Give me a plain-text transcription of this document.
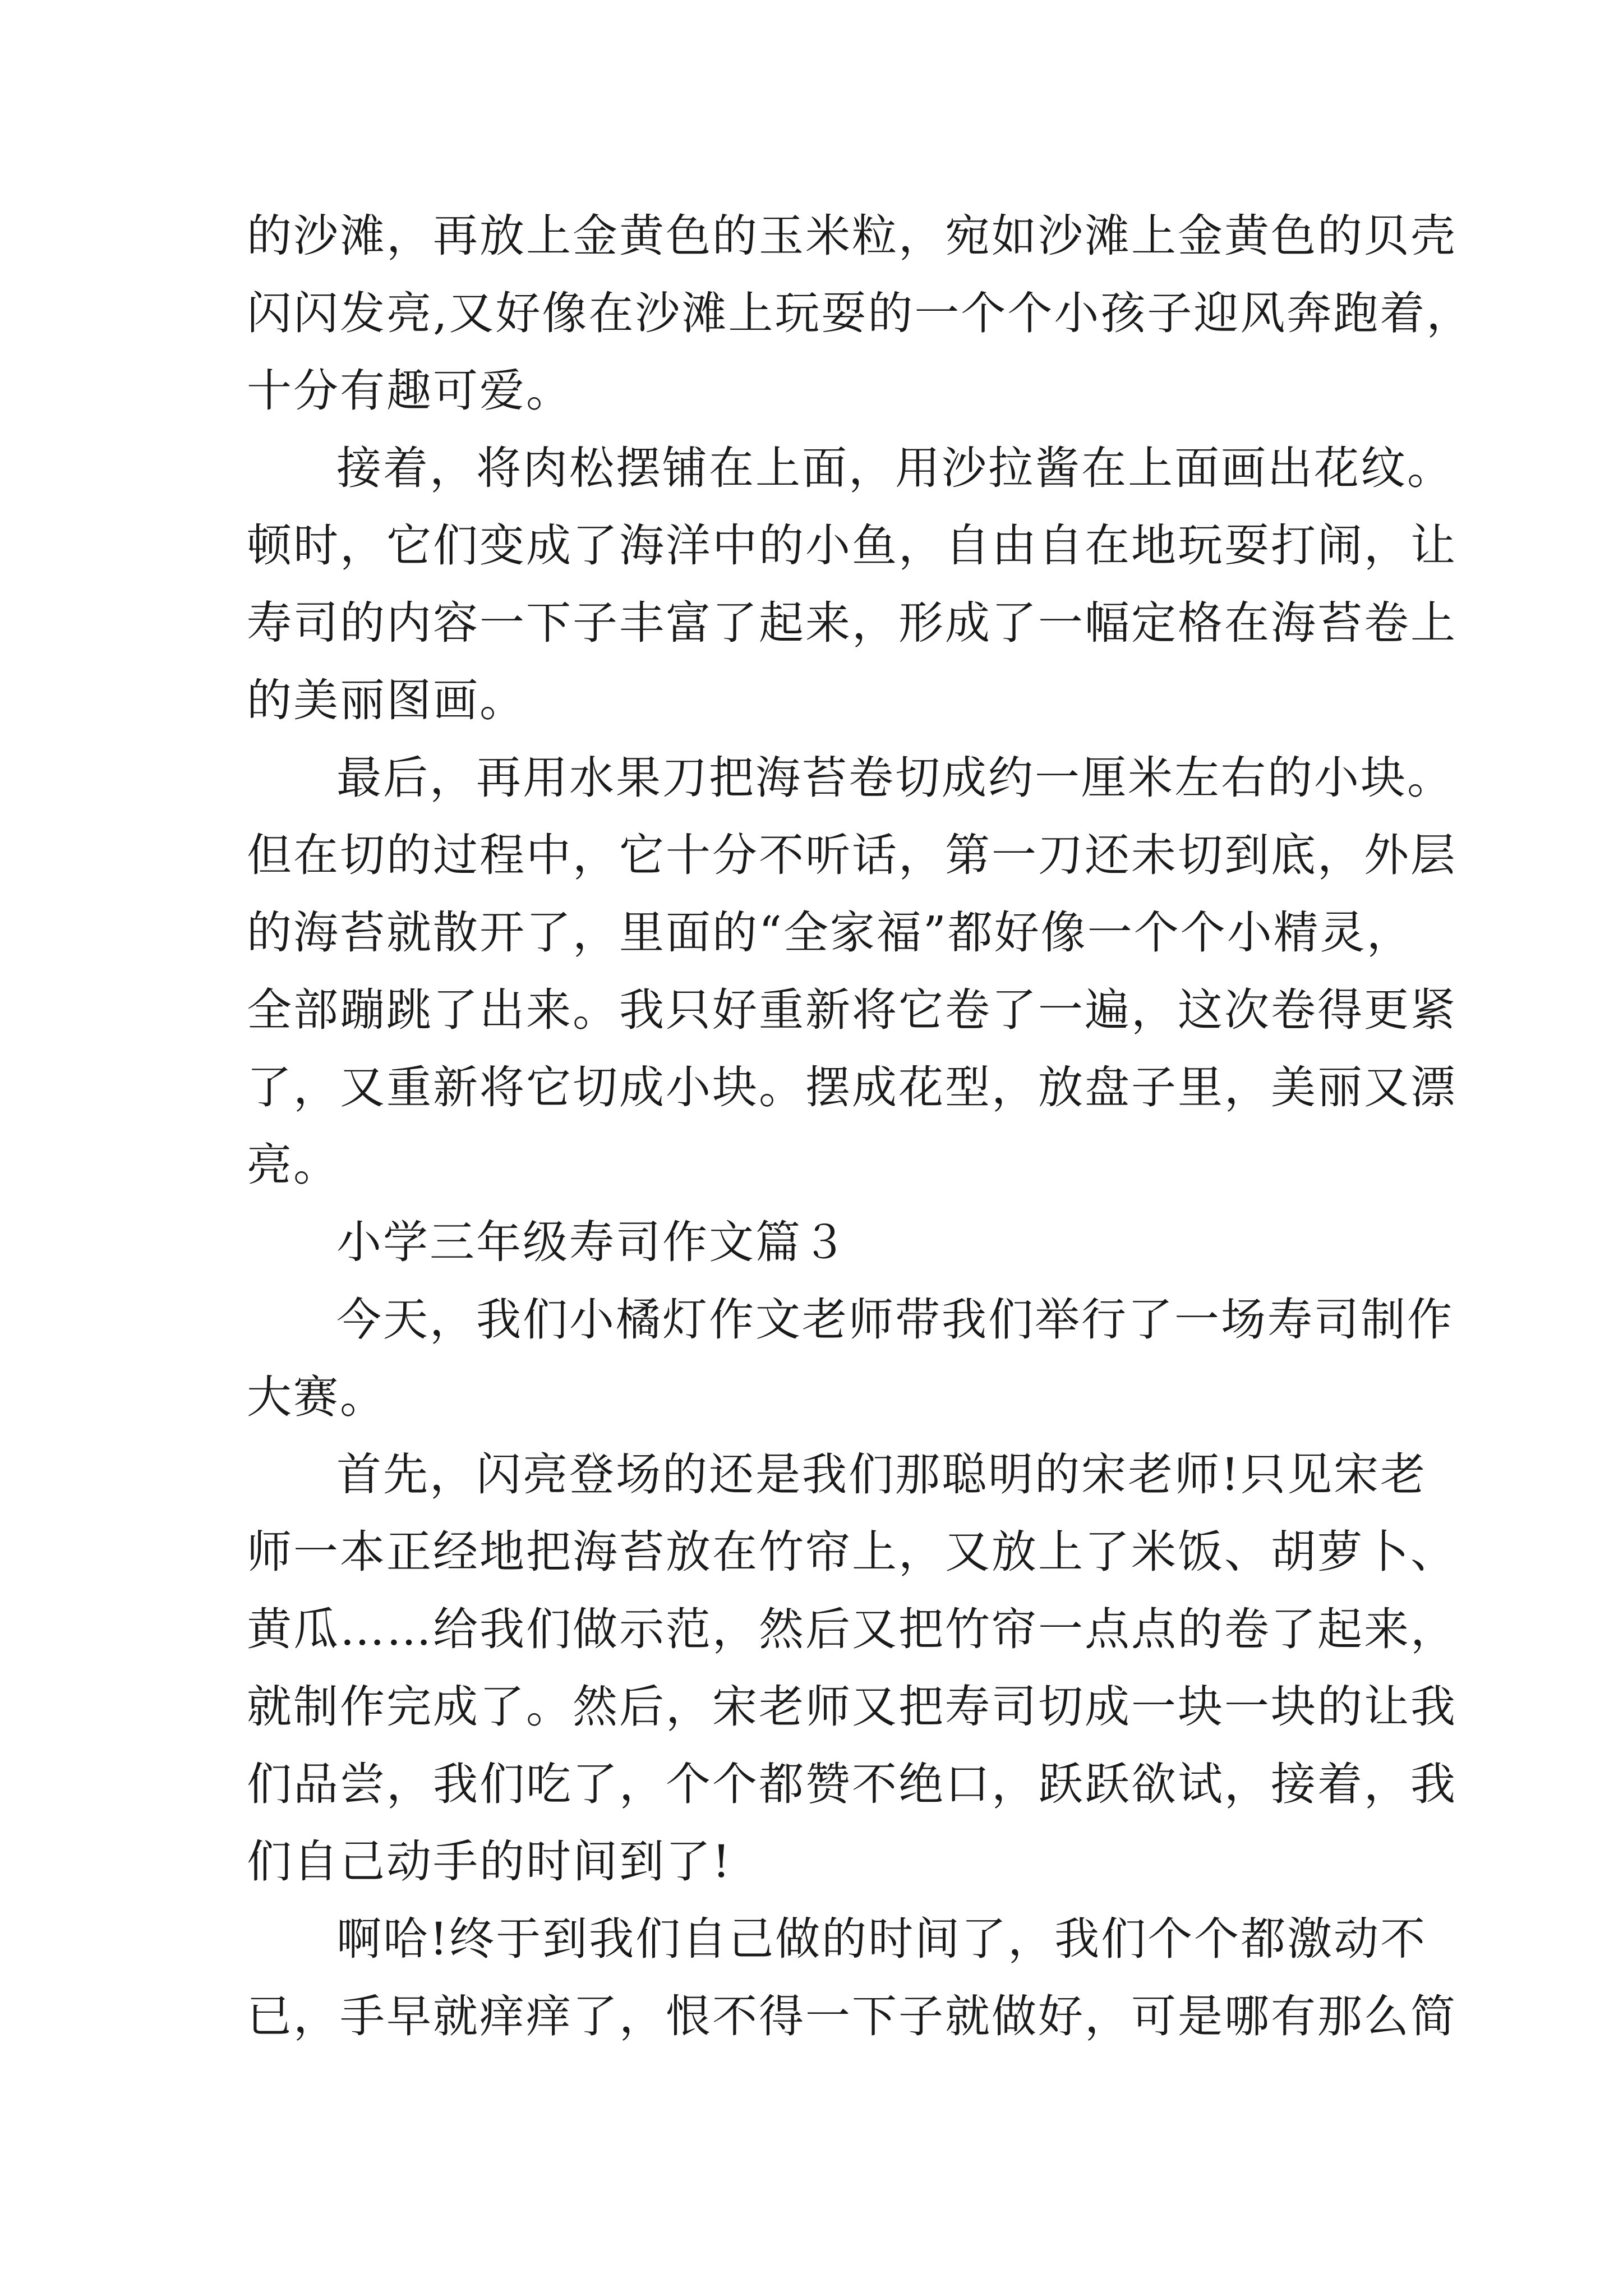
的沙滩，再放上金黄色的玉米粒，宛如沙滩上金黄色的贝壳
闪闪发亮,又好像在沙滩上玩耍的一个个小孩子迎风奔跑着，
十分有趣可爱。
接着，将肉松摆铺在上面，用沙拉酱在上面画出花纹。
顿时，它们变成了海洋中的小鱼，自由自在地玩耍打闹，让
寿司的内容一下子丰富了起来，形成了一幅定格在海苔卷上
的美丽图画。
最后，再用水果刀把海苔卷切成约一厘米左右的小块。
但在切的过程中，它十分不听话，第一刀还未切到底，外层
的海苔就散开了，里面的“全家福”都好像一个个小精灵，
全部蹦跳了出来。我只好重新将它卷了一遍，这次卷得更紧
了，又重新将它切成小块。摆成花型，放盘子里，美丽又漂
亮。
小学三年级寿司作文篇３
今天，我们小橘灯作文老师带我们举行了一场寿司制作
大赛。
首先，闪亮登场的还是我们那聪明的宋老师!只见宋老
师一本正经地把海苔放在竹帘上，又放上了米饭、胡萝卜、
黄瓜……给我们做示范，然后又把竹帘一点点的卷了起来，
就制作完成了。然后，宋老师又把寿司切成一块一块的让我
们品尝，我们吃了，个个都赞不绝口，跃跃欲试，接着，我
们自己动手的时间到了!
啊哈!终于到我们自己做的时间了，我们个个都激动不
已，手早就痒痒了，恨不得一下子就做好，可是哪有那么简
= = = =
Extract the full listing above verbatim; pictures are to be left out of the copy.

→ Output of the task:
Give me a plain-text transcription of this document.
的沙滩，再放上金黄色的玉米粒，宛如沙滩上金黄色的贝壳
闪闪发亮,又好像在沙滩上玩耍的一个个小孩子迎风奔跑着，
十分有趣可爱。
接着，将肉松摆铺在上面，用沙拉酱在上面画出花纹。
顿时，它们变成了海洋中的小鱼，自由自在地玩耍打闹，让
寿司的内容一下子丰富了起来，形成了一幅定格在海苔卷上
的美丽图画。
最后，再用水果刀把海苔卷切成约一厘米左右的小块。
但在切的过程中，它十分不听话，第一刀还未切到底，外层
的海苔就散开了，里面的“全家福”都好像一个个小精灵，
全部蹦跳了出来。我只好重新将它卷了一遍，这次卷得更紧
了，又重新将它切成小块。摆成花型，放盘子里，美丽又漂
亮。
小学三年级寿司作文篇３
今天，我们小橘灯作文老师带我们举行了一场寿司制作
大赛。
首先，闪亮登场的还是我们那聪明的宋老师!只见宋老
师一本正经地把海苔放在竹帘上，又放上了米饭、胡萝卜、
黄瓜……给我们做示范，然后又把竹帘一点点的卷了起来，
就制作完成了。然后，宋老师又把寿司切成一块一块的让我
们品尝，我们吃了，个个都赞不绝口，跃跃欲试，接着，我
们自己动手的时间到了!
啊哈!终于到我们自己做的时间了，我们个个都激动不
已，手早就痒痒了，恨不得一下子就做好，可是哪有那么简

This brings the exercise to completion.